_Description of the task_: Every line containing the word "petition" needs to be found and copied.

___

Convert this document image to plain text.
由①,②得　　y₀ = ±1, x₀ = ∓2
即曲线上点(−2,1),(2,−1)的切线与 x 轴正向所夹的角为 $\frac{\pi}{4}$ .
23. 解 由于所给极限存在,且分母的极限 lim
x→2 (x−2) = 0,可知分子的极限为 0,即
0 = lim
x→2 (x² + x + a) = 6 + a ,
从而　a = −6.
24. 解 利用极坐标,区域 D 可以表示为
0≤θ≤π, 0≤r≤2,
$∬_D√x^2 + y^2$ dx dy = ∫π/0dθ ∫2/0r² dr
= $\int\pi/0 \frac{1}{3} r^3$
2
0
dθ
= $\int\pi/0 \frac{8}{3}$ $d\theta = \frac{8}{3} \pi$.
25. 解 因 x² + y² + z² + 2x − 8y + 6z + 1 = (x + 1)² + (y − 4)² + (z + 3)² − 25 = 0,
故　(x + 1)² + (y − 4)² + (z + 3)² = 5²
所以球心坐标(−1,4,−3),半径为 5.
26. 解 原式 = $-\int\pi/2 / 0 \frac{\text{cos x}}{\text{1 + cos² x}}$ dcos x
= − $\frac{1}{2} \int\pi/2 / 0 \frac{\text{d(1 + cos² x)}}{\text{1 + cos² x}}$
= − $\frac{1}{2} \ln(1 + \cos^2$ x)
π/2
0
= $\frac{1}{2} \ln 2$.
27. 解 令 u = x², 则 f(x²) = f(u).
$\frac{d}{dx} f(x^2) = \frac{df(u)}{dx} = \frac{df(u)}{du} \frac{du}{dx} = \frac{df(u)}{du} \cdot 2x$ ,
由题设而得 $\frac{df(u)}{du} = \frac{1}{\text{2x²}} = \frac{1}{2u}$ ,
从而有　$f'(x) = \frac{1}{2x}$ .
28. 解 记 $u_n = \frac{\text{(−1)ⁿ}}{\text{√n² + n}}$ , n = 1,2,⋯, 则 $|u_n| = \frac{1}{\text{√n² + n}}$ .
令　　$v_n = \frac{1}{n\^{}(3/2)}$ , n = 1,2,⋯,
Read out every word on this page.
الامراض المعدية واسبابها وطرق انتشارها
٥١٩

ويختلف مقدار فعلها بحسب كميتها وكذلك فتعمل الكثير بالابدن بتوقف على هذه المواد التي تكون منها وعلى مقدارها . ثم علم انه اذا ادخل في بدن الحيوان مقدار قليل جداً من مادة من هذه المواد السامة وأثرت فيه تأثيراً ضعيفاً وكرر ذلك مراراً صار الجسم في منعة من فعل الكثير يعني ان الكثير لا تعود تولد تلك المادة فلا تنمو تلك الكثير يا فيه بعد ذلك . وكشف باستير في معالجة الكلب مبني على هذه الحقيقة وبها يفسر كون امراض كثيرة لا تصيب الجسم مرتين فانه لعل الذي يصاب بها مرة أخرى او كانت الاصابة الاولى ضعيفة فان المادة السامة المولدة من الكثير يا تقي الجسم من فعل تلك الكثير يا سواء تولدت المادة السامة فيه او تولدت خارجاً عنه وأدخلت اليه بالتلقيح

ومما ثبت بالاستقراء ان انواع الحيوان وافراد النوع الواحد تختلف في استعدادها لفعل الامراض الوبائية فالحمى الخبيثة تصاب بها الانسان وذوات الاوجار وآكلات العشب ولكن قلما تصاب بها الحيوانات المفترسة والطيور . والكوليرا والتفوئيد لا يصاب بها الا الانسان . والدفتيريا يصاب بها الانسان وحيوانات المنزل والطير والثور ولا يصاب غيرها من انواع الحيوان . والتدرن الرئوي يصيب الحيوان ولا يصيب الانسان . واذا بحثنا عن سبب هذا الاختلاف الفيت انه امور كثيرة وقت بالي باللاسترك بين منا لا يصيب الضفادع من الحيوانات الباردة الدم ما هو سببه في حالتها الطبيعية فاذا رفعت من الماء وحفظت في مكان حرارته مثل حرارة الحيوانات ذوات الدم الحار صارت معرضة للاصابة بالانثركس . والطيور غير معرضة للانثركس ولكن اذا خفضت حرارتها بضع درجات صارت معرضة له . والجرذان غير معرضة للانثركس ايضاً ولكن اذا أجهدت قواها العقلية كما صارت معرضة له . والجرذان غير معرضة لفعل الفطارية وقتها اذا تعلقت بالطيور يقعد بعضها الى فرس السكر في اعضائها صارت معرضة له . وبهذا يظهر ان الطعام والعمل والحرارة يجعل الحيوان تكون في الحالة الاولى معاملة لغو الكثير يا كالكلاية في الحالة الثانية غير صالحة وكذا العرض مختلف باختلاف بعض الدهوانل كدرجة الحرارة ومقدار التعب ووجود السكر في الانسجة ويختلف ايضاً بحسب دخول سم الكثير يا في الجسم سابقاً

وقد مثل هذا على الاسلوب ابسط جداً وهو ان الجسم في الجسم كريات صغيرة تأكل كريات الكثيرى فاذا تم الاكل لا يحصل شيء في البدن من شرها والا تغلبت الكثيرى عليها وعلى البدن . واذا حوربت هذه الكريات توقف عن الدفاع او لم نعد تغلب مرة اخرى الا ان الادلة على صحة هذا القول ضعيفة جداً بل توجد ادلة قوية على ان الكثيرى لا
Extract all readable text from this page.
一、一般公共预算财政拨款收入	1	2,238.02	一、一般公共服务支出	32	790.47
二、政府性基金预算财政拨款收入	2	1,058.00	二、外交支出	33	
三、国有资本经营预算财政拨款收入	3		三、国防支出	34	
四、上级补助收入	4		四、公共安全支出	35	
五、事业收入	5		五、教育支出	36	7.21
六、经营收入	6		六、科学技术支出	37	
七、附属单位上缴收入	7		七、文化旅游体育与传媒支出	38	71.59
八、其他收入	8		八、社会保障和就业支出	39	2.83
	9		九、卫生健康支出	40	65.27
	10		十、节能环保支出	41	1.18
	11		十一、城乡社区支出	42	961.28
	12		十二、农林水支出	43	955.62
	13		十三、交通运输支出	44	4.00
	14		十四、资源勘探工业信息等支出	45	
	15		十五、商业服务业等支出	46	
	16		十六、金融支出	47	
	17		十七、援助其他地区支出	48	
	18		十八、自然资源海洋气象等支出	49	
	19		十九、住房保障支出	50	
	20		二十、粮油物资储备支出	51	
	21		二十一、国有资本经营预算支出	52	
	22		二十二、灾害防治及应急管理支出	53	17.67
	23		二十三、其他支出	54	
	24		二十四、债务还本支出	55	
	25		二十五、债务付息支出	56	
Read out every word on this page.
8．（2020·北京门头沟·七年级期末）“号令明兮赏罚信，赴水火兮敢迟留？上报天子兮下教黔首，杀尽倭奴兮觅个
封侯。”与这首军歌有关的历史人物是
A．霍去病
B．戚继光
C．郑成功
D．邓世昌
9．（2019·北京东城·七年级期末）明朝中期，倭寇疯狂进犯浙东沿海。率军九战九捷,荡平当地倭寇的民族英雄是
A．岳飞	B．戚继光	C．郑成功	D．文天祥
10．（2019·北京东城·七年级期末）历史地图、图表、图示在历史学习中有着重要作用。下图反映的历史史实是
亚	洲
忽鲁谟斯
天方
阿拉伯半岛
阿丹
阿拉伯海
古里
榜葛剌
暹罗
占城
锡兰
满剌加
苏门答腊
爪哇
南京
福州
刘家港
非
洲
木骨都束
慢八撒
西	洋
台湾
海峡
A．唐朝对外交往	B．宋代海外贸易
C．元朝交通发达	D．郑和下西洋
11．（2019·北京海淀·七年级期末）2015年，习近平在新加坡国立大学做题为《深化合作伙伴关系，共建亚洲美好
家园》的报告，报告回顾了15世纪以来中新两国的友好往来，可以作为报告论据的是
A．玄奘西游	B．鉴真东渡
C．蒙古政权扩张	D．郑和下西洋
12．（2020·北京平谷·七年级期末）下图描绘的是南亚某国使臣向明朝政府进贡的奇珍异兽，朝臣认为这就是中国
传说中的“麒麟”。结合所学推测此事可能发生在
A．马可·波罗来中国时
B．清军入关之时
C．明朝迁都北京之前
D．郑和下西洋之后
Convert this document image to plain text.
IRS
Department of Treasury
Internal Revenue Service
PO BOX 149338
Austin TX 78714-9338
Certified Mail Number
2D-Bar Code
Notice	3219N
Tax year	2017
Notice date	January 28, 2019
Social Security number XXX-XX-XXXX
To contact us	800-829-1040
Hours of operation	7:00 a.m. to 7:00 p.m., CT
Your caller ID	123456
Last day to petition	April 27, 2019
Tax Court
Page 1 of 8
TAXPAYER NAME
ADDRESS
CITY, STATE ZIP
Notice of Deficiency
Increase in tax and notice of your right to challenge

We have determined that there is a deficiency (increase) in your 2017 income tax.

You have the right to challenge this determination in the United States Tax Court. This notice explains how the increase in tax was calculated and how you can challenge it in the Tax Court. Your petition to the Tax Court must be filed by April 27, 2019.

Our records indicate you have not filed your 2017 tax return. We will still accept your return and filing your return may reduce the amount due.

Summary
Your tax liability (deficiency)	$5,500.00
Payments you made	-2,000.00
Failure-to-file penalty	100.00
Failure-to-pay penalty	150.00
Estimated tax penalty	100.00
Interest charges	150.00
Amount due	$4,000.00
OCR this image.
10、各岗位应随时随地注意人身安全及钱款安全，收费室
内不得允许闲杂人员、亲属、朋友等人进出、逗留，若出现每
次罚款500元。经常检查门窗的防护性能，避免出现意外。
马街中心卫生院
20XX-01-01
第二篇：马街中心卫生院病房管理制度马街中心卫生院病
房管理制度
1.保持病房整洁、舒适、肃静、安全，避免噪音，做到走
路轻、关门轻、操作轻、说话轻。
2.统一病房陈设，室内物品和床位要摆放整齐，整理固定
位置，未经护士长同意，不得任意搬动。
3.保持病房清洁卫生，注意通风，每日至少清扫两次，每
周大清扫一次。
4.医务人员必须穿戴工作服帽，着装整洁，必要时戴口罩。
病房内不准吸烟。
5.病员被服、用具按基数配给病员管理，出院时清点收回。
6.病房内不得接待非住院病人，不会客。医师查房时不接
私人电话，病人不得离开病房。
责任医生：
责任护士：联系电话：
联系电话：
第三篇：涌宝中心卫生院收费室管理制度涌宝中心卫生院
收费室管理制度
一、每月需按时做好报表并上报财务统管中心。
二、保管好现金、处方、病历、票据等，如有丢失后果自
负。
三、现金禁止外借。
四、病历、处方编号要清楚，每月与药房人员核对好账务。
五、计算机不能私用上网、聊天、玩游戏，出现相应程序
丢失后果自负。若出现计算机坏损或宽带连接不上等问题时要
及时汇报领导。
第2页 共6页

___

_Solution to this task_:
Last day to petition	April 27, 2019
You have the right to challenge this determination in the United States Tax Court. This notice explains how the increase in tax was calculated and how you can challenge it in the Tax Court. Your petition to the Tax Court must be filed by April 27, 2019.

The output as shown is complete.